--- BEGIN Task data ---

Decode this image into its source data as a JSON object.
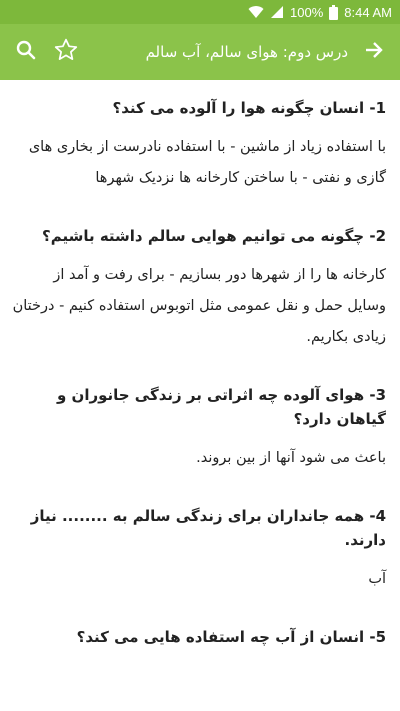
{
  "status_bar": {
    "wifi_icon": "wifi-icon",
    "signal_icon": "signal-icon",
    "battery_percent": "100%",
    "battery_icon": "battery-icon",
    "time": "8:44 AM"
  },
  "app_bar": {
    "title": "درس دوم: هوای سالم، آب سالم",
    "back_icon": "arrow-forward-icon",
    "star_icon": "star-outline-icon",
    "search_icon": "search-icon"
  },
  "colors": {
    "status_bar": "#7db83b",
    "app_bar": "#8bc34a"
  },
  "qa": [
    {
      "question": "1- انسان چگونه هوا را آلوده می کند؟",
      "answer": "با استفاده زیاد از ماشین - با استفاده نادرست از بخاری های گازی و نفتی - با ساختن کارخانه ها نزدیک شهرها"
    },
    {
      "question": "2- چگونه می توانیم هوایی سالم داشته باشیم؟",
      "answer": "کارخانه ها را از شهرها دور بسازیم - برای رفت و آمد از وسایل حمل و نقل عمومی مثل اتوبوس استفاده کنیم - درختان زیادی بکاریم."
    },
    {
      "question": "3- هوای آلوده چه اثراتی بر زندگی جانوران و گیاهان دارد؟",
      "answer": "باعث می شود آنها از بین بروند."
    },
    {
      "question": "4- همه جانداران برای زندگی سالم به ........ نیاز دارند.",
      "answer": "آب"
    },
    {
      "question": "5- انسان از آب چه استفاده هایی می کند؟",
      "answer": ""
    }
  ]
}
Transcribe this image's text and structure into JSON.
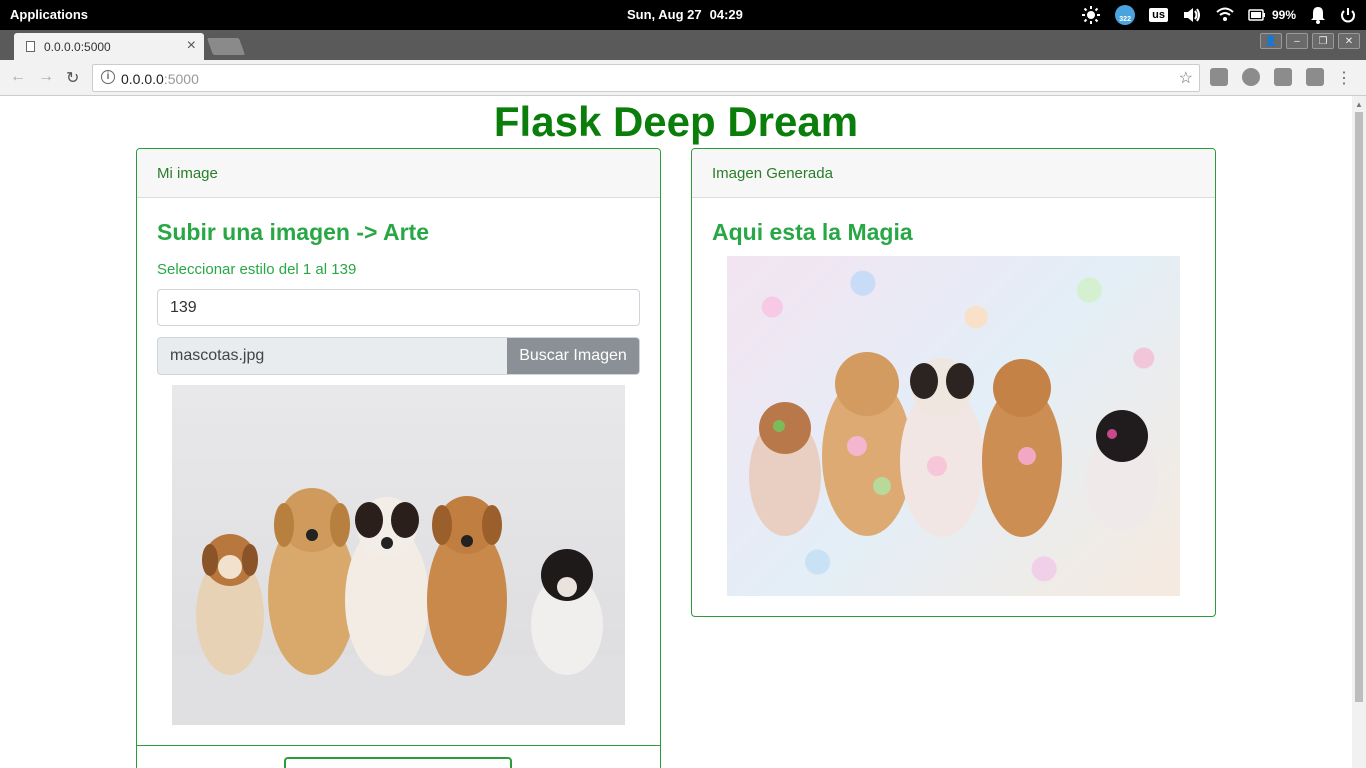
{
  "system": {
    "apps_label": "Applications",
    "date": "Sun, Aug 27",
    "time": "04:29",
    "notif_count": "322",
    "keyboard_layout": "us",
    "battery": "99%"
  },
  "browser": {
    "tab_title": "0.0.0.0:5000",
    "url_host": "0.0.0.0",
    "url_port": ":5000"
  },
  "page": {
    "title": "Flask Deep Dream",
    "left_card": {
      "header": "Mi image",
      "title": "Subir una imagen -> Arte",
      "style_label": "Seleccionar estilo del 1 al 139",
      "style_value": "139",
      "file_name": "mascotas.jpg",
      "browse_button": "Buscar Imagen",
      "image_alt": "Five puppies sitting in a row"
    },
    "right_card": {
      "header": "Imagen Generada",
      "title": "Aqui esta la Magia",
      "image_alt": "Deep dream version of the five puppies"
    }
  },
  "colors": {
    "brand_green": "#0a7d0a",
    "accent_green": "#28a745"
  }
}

--- END Task data ---
--- BEGIN Task data ---

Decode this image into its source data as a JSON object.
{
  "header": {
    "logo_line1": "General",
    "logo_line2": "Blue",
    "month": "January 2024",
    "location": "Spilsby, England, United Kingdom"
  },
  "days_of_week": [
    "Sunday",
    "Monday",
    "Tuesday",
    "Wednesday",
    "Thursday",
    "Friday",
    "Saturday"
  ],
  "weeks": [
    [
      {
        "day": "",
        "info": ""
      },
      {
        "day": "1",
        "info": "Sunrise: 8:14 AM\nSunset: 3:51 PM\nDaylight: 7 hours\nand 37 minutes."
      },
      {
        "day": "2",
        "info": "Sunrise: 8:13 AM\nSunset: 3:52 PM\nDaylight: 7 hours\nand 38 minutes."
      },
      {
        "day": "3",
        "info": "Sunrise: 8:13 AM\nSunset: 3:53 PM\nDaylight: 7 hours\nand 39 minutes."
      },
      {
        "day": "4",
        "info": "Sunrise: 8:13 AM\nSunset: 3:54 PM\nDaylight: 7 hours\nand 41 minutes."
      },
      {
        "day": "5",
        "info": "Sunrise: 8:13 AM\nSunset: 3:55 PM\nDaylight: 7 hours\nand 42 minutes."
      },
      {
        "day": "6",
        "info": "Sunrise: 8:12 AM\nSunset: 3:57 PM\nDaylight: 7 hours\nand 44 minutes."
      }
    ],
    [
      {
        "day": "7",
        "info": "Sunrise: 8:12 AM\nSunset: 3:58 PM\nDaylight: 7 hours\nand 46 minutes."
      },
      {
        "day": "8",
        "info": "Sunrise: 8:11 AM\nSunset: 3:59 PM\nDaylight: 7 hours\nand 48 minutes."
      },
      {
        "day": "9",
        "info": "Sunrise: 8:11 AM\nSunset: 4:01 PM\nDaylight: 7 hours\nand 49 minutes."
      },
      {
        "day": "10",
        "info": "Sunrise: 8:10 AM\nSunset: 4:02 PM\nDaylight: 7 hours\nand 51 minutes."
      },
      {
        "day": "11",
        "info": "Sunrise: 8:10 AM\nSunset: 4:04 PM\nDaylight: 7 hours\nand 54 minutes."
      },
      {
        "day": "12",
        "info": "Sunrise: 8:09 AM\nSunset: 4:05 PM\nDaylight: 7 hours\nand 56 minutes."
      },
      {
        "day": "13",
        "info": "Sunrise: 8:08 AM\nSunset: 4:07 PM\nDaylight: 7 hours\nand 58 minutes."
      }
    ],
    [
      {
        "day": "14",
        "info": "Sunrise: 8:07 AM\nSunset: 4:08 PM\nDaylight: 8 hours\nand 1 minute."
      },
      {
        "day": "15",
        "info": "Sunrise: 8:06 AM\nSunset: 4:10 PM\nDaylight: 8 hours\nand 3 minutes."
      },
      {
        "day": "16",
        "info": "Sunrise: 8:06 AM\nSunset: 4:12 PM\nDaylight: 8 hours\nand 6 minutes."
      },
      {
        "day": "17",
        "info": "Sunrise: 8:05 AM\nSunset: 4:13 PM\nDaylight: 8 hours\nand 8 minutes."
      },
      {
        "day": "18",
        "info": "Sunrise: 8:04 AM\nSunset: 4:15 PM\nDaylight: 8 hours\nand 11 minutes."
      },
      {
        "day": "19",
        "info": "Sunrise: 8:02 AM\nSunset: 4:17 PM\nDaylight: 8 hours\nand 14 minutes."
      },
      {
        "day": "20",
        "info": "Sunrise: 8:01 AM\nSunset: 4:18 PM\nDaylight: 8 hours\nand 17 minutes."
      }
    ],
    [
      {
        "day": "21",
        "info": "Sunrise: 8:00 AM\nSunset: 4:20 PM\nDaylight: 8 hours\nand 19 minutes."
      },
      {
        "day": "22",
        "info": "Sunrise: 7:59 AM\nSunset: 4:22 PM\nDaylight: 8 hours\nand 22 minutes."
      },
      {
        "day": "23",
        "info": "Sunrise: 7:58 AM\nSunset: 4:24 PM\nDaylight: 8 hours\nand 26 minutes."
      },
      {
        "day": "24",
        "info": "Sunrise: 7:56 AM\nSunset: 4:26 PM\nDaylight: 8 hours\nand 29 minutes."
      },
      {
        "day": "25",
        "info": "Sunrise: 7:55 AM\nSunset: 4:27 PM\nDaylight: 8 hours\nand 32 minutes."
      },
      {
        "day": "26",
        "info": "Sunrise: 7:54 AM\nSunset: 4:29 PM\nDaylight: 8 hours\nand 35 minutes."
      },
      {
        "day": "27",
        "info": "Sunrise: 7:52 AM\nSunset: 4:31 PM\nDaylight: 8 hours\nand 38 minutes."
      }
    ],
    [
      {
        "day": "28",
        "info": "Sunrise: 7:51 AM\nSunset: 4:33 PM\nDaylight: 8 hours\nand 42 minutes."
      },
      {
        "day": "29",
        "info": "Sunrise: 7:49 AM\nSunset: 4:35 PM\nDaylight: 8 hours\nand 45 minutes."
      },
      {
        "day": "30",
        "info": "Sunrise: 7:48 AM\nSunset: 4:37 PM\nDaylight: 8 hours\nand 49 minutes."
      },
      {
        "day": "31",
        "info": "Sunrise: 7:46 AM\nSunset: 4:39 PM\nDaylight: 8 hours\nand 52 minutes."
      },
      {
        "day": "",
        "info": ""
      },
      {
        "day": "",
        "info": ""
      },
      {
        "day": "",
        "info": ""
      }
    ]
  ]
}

--- END Task data ---

* _Exercise prompt_
Write out every line of the preceding listing that contains "Deep".

* _Task result_
    "title": "Flask Deep Dream",
      "image_alt": "Deep dream version of the five puppies"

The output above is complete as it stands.